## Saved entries
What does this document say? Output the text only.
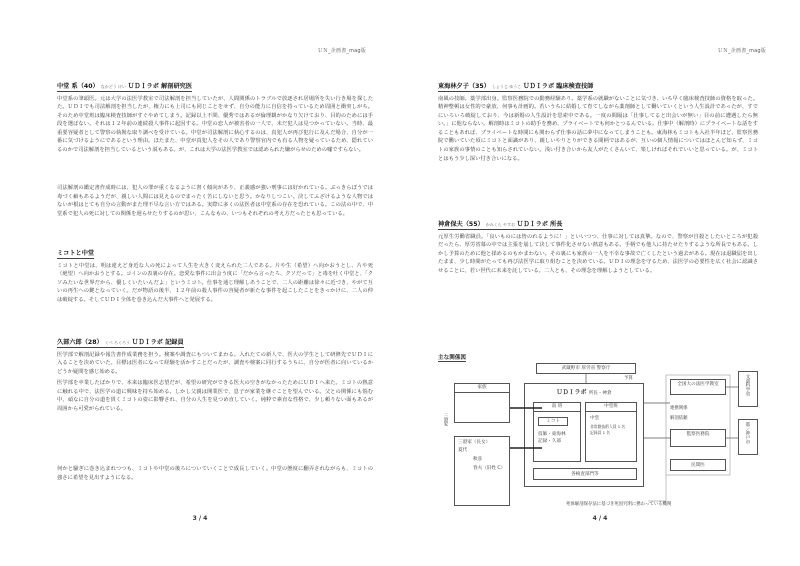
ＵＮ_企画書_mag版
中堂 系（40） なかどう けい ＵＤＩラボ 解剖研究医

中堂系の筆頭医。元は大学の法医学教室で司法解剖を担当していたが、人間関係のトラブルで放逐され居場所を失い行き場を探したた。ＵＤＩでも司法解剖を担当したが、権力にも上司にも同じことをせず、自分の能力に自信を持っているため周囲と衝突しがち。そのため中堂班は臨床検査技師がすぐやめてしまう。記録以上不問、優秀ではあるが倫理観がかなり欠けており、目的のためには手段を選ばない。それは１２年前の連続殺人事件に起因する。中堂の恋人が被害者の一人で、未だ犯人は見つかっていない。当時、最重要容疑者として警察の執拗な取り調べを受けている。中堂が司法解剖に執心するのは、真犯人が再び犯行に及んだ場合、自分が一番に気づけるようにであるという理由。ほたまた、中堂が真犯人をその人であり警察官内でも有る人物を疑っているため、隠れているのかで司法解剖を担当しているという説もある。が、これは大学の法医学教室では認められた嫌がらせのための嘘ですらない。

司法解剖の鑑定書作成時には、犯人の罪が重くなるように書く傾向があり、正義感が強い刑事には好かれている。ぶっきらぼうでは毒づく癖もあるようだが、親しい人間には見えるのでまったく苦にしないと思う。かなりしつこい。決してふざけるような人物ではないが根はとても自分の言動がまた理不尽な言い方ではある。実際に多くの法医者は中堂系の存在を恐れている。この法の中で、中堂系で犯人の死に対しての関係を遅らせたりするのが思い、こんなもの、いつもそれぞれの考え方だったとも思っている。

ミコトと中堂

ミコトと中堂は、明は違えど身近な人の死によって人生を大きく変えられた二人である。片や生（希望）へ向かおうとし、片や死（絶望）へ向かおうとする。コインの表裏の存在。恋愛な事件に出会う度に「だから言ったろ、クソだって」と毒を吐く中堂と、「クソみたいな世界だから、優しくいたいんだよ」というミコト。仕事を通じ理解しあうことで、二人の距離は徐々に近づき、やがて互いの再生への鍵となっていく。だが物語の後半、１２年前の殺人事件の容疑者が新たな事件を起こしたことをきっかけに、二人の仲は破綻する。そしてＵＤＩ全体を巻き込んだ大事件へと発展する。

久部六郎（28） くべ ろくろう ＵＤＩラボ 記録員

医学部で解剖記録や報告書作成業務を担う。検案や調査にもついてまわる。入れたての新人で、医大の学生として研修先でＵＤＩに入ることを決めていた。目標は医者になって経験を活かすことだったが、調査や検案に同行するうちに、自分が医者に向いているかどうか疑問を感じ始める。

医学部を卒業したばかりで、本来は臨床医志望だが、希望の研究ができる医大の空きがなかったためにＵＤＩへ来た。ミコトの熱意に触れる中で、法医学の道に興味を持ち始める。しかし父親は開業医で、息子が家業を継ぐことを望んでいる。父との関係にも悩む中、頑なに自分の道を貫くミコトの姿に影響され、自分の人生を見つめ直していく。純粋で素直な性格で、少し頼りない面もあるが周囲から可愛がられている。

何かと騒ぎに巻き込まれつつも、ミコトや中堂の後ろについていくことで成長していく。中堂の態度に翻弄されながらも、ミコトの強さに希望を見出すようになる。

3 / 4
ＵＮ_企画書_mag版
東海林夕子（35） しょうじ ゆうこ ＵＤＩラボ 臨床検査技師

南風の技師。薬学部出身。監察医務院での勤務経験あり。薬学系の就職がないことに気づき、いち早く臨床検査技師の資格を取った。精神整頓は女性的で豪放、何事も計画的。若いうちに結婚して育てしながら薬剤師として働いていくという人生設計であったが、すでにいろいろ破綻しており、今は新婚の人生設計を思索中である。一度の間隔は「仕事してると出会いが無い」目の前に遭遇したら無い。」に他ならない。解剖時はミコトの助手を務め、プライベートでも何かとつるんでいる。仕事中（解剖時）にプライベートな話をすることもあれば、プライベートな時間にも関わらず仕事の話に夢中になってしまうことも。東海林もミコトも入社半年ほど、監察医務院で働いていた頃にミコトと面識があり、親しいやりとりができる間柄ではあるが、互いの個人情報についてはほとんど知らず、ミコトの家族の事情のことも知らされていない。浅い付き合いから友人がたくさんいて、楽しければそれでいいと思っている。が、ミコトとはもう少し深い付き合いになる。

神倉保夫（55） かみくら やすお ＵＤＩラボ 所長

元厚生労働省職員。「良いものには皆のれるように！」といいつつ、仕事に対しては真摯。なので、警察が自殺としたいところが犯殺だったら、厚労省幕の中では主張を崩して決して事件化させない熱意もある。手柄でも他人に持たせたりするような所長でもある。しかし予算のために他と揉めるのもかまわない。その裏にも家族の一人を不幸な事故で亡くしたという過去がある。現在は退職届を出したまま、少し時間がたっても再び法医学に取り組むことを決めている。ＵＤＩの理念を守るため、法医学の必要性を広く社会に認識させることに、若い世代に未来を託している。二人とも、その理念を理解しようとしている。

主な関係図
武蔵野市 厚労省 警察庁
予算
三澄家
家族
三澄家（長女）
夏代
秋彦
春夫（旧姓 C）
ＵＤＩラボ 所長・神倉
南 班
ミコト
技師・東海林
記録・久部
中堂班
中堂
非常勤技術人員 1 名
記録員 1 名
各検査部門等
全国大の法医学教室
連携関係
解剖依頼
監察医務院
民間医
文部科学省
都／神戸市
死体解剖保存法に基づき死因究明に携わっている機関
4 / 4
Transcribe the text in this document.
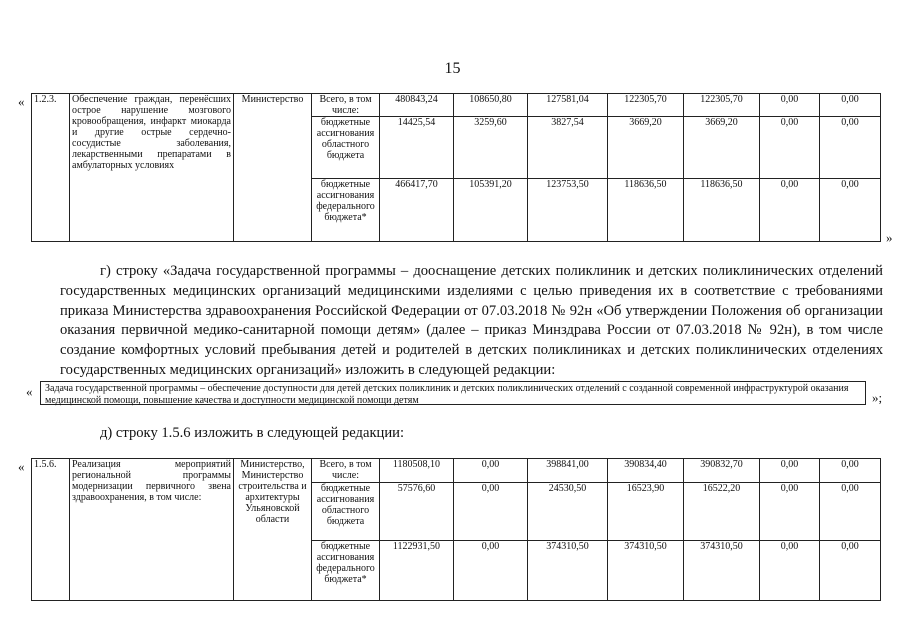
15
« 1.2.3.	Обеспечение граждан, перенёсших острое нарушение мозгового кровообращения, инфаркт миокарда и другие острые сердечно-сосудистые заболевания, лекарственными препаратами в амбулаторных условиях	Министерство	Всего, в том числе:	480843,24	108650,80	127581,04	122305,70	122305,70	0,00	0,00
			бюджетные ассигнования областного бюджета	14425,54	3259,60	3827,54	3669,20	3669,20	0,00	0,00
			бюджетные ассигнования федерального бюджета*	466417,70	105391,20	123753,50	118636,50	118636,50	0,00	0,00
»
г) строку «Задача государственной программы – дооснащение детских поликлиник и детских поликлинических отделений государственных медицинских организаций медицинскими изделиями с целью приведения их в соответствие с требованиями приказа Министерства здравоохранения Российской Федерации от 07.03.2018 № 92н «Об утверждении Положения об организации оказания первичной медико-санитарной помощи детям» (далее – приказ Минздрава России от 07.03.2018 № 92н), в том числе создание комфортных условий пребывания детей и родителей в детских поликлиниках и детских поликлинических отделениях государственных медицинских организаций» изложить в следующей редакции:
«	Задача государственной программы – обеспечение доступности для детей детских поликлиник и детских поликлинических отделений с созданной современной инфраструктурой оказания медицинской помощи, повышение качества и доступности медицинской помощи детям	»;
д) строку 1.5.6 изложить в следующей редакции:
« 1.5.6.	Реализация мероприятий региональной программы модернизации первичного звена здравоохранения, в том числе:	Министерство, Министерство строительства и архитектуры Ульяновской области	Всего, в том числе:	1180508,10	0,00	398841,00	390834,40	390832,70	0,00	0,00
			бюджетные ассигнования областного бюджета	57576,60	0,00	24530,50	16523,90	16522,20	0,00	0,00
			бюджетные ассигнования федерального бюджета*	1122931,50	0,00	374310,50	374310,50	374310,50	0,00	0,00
* * *
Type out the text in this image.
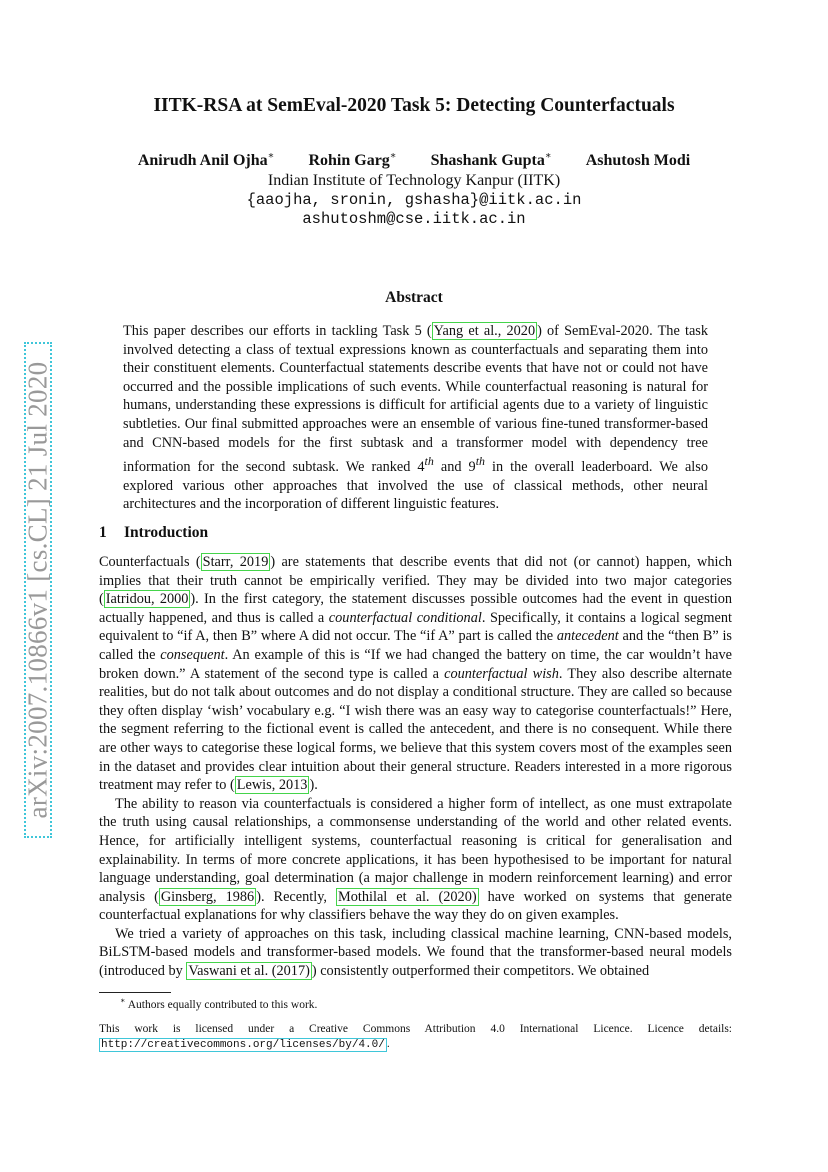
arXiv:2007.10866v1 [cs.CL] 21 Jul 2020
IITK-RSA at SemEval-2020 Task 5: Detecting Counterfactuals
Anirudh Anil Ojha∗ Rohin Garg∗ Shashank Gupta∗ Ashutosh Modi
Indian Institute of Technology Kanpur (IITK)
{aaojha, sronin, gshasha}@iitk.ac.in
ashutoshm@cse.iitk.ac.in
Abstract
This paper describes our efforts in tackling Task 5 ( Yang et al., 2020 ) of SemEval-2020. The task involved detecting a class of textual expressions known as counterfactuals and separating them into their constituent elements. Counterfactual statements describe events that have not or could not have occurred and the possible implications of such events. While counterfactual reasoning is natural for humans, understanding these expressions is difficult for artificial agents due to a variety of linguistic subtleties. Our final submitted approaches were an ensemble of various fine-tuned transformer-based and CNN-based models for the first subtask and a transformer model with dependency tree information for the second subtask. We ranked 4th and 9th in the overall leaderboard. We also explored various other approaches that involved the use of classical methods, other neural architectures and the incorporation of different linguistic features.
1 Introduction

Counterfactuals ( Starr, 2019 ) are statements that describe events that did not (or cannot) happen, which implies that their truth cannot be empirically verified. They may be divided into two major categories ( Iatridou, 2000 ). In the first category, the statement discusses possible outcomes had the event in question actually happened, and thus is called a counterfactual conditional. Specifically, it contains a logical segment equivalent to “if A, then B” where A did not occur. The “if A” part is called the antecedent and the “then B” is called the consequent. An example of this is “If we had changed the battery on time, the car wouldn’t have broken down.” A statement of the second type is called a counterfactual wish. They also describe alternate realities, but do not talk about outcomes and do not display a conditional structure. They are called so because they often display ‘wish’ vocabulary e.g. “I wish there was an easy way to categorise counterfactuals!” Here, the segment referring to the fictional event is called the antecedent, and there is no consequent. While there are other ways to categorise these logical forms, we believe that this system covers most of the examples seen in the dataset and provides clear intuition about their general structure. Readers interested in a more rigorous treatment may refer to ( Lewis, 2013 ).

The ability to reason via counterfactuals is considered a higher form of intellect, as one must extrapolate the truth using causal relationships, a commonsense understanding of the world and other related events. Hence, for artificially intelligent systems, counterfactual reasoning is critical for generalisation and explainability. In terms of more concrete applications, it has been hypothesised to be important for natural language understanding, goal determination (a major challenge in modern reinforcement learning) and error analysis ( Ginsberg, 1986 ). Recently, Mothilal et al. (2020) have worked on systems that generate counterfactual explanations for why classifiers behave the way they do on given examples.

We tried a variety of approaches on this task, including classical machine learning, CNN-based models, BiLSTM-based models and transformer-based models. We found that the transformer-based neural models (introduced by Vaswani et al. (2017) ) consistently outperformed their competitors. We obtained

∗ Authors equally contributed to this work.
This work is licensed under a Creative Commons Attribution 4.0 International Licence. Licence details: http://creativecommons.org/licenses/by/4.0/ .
==
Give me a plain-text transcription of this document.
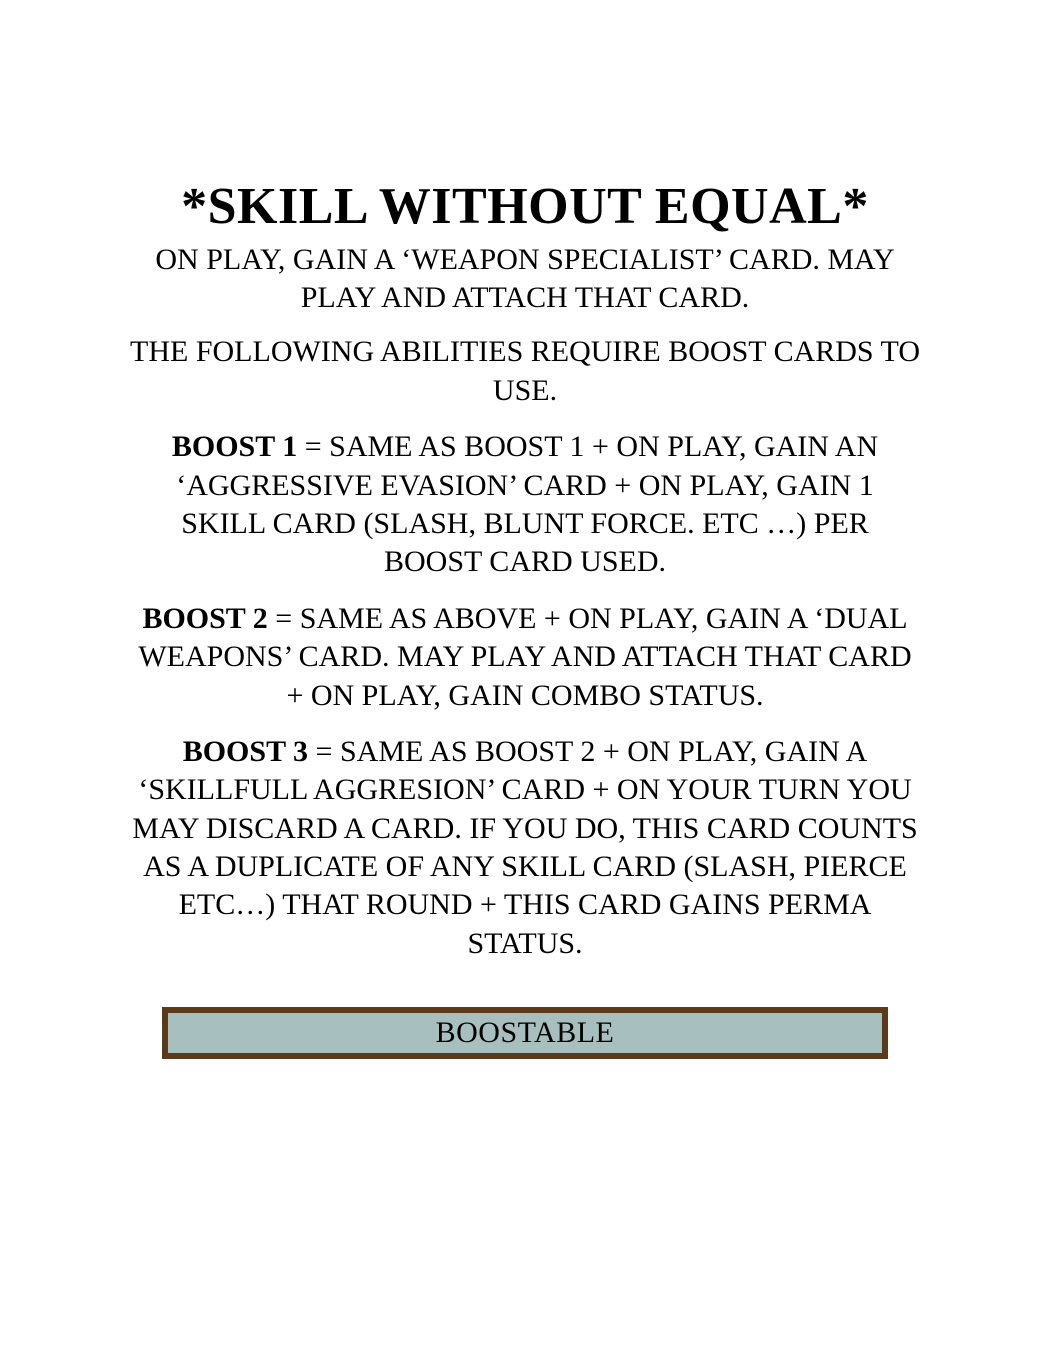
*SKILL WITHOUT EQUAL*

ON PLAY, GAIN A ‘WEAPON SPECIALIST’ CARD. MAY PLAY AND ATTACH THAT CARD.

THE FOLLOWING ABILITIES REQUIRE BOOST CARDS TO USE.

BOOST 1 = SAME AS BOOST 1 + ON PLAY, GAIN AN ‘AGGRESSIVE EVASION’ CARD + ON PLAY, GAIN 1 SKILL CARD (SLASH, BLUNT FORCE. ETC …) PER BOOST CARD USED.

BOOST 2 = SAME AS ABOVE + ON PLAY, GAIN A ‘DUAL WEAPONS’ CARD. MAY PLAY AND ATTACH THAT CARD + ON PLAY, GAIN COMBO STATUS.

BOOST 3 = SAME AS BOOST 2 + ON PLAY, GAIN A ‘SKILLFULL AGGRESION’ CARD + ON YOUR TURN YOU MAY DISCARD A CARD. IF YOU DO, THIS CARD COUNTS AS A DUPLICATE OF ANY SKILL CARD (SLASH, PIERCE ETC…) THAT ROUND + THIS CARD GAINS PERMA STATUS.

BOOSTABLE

## WRITTEN EXERCISE
From the entries above, copy every line where the word "федерального" shows up.

## RESULT BELOW
			бюджетные ассигнования федерального бюджета*	466417,70	105391,20	123753,50	118636,50	118636,50	0,00	0,00
			бюджетные ассигнования федерального бюджета*	1122931,50	0,00	374310,50	374310,50	374310,50	0,00	0,00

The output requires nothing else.